Directions — Lay out the entries below as a numbered list. Start at the first line and stop after the line that contains "text-line: esa otra", leaving out any blank lines.

====== Record list ======

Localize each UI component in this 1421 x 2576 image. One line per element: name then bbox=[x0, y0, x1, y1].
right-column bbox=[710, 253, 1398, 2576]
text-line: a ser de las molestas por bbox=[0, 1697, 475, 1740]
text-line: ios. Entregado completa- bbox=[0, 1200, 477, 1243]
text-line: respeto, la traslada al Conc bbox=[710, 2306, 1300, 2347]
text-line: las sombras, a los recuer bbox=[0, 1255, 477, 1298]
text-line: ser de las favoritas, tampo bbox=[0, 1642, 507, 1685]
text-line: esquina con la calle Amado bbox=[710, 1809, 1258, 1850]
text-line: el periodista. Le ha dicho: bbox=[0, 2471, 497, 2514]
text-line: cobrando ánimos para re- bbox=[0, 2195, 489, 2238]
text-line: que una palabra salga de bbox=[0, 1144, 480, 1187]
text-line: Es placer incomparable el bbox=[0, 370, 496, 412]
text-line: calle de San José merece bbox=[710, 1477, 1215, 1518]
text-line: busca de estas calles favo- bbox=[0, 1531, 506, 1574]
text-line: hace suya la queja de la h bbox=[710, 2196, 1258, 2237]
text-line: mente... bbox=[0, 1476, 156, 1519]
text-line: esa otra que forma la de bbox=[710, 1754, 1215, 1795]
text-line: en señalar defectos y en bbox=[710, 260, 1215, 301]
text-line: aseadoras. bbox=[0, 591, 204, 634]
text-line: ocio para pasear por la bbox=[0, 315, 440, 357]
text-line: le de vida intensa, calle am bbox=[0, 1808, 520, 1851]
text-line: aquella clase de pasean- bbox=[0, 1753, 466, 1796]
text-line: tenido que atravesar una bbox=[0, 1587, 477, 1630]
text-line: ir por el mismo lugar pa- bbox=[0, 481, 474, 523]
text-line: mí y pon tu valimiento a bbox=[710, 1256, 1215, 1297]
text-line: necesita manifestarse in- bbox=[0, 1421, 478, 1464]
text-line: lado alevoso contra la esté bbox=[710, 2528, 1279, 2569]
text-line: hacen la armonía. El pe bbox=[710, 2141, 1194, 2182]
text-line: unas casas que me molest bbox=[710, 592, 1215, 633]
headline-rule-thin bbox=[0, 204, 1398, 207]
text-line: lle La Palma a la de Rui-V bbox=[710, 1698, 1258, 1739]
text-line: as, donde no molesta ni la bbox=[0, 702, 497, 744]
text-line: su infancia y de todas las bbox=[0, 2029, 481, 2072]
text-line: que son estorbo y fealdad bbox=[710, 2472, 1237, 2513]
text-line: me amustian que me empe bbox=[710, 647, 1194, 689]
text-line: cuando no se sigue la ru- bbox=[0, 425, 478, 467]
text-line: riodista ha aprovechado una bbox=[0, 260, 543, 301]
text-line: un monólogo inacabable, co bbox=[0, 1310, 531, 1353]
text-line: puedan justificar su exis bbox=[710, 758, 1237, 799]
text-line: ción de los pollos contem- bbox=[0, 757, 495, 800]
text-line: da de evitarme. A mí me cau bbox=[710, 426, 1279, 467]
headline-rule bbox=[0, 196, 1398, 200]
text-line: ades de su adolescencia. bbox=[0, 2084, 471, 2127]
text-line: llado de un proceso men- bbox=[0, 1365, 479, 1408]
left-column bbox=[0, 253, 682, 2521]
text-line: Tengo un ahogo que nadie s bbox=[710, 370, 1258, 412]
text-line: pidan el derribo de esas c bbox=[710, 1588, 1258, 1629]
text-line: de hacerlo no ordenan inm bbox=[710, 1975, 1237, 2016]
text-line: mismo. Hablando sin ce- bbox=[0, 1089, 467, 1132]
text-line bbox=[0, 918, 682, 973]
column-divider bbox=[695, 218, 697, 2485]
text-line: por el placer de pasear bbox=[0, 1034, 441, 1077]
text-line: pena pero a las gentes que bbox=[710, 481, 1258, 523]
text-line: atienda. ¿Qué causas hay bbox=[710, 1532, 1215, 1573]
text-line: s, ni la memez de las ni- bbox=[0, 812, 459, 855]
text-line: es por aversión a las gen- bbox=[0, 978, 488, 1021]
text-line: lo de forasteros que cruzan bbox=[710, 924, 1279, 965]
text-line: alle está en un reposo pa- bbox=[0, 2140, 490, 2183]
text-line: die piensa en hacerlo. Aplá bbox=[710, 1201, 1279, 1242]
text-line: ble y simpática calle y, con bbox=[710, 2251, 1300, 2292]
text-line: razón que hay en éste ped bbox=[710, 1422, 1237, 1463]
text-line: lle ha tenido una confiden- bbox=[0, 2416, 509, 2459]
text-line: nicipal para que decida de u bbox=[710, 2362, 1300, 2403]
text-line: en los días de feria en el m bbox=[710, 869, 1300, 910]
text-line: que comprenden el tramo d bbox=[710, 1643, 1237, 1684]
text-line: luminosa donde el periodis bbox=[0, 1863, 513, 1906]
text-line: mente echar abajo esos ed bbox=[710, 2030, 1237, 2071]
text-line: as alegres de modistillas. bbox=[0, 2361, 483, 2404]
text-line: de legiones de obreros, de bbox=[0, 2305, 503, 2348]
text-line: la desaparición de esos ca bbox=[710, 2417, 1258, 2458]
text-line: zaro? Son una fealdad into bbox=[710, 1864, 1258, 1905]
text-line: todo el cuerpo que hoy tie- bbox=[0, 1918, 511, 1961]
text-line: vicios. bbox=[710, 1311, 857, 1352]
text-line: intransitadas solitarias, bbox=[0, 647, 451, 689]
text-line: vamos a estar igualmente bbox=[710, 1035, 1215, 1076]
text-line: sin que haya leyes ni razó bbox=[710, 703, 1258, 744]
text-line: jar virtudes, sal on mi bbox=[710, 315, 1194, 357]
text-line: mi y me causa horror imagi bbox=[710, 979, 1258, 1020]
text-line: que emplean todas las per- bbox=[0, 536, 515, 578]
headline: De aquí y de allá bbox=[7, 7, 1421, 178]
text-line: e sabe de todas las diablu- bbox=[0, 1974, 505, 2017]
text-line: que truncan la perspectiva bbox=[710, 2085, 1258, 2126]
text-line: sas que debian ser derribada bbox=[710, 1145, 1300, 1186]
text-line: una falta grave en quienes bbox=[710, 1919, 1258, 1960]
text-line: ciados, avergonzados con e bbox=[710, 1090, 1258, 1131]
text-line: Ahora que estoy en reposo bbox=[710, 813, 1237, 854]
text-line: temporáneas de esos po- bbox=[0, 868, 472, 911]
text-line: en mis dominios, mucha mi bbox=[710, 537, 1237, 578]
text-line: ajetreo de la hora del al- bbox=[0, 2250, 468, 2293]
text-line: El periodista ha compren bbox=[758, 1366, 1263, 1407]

======

Output of the task —
1. Localize each UI component in this 1421 x 2576 image. One line per element: name then bbox=[x0, y0, x1, y1].
2. right-column bbox=[710, 253, 1398, 2576]
3. text-line: a ser de las molestas por bbox=[0, 1697, 475, 1740]
4. text-line: ios. Entregado completa- bbox=[0, 1200, 477, 1243]
5. text-line: respeto, la traslada al Conc bbox=[710, 2306, 1300, 2347]
6. text-line: las sombras, a los recuer bbox=[0, 1255, 477, 1298]
7. text-line: ser de las favoritas, tampo bbox=[0, 1642, 507, 1685]
8. text-line: esquina con la calle Amado bbox=[710, 1809, 1258, 1850]
9. text-line: el periodista. Le ha dicho: bbox=[0, 2471, 497, 2514]
10. text-line: cobrando ánimos para re- bbox=[0, 2195, 489, 2238]
11. text-line: que una palabra salga de bbox=[0, 1144, 480, 1187]
12. text-line: Es placer incomparable el bbox=[0, 370, 496, 412]
13. text-line: calle de San José merece bbox=[710, 1477, 1215, 1518]
14. text-line: busca de estas calles favo- bbox=[0, 1531, 506, 1574]
15. text-line: hace suya la queja de la h bbox=[710, 2196, 1258, 2237]
16. text-line: mente... bbox=[0, 1476, 156, 1519]
17. text-line: esa otra que forma la de bbox=[710, 1754, 1215, 1795]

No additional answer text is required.